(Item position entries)
-- start --

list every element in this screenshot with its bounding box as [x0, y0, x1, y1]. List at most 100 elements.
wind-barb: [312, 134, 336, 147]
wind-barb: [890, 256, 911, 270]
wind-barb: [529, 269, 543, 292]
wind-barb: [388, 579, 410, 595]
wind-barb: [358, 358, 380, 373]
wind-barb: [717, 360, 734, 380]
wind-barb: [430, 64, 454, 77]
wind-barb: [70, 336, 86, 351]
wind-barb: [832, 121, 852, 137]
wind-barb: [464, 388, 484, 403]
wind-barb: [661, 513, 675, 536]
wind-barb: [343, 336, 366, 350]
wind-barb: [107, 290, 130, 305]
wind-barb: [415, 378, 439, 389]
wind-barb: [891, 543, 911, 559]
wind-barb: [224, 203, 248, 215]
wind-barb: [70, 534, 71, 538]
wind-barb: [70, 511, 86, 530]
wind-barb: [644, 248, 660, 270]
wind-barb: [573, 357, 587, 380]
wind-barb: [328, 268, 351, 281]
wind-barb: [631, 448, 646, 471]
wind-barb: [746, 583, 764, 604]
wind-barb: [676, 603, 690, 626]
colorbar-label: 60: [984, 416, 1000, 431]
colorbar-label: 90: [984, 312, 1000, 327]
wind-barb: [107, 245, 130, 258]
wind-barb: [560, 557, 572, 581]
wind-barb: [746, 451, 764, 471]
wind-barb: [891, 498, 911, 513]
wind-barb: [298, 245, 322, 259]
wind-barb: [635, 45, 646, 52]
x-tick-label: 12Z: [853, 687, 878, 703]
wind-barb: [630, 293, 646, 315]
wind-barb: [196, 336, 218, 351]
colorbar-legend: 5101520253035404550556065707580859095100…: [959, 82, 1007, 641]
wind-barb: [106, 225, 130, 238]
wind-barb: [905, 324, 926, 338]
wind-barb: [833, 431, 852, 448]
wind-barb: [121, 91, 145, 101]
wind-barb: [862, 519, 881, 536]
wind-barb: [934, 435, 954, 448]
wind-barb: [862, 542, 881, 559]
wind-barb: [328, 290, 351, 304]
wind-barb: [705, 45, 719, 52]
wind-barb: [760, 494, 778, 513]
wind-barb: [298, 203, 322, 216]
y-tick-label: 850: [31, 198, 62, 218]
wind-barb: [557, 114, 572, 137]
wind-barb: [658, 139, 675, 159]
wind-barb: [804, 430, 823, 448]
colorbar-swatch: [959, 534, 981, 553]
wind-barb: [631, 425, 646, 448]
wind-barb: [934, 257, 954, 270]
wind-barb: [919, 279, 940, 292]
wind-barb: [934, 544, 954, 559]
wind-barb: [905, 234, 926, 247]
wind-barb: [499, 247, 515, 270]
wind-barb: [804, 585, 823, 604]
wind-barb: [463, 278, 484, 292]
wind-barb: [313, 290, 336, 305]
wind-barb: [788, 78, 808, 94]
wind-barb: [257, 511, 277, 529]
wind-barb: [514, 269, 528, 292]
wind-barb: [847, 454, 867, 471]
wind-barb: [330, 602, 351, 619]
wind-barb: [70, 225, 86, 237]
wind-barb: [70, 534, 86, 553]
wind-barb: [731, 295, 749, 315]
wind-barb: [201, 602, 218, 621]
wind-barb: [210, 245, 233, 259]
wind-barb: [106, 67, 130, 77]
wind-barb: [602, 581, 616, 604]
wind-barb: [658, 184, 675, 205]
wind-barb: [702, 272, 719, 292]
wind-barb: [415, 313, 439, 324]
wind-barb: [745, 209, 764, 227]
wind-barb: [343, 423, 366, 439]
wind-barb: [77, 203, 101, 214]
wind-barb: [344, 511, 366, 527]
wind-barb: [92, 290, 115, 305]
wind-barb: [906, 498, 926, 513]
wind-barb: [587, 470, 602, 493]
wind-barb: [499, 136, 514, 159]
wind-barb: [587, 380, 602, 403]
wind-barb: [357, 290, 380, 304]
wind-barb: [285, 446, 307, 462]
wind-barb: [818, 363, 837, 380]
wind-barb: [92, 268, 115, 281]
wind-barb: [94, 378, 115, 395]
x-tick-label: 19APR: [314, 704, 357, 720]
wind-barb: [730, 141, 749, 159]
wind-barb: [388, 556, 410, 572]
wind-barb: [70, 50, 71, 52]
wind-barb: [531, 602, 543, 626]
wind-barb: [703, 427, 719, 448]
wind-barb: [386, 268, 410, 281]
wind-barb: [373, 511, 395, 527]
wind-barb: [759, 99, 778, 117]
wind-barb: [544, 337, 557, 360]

-- end --

GOAL OF THE EXERCISE >> Output as a JSON list of strings, one string per line and with blank lines omitted, the part of the records that opens at their start and closes with the line containing "wind-barb: [717, 360, 734, 380]", both ends included.

THE OUTPUT >>
[
  "list every element in this screenshot with its bounding box as [x0, y0, x1, y1]. List at most 100 elements.",
  "wind-barb: [312, 134, 336, 147]",
  "wind-barb: [890, 256, 911, 270]",
  "wind-barb: [529, 269, 543, 292]",
  "wind-barb: [388, 579, 410, 595]",
  "wind-barb: [358, 358, 380, 373]",
  "wind-barb: [717, 360, 734, 380]"
]